* TO DO *
Below are the records; pull every line that includes "this".

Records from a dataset
----------------------------------------
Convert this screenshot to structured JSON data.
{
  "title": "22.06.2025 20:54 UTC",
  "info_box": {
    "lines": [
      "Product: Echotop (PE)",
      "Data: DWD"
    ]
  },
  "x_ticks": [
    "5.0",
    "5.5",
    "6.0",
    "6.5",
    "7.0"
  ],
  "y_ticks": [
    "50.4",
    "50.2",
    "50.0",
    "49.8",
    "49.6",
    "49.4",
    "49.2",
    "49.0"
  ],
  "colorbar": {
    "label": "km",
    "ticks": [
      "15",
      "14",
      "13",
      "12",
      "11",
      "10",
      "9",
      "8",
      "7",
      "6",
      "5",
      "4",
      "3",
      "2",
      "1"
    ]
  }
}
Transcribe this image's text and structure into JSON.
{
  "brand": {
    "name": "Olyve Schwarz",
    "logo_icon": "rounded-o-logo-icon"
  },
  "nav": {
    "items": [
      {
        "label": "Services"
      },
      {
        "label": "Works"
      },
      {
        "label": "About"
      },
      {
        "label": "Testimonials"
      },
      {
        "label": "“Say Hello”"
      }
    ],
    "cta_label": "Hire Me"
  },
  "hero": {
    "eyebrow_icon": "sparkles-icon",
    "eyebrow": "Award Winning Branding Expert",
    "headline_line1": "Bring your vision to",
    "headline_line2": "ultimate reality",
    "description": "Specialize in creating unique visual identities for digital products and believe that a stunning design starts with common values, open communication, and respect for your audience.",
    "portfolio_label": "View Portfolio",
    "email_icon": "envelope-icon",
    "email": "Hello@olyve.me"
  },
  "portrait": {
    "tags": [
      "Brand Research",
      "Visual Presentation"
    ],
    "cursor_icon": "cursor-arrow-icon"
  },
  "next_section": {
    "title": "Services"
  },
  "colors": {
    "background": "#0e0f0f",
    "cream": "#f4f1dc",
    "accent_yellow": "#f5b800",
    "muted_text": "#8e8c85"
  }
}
----------------------------------------
* REPLY *
Convert this screenshot to structured JSON data.
Transcribe this image's text and structure into JSON.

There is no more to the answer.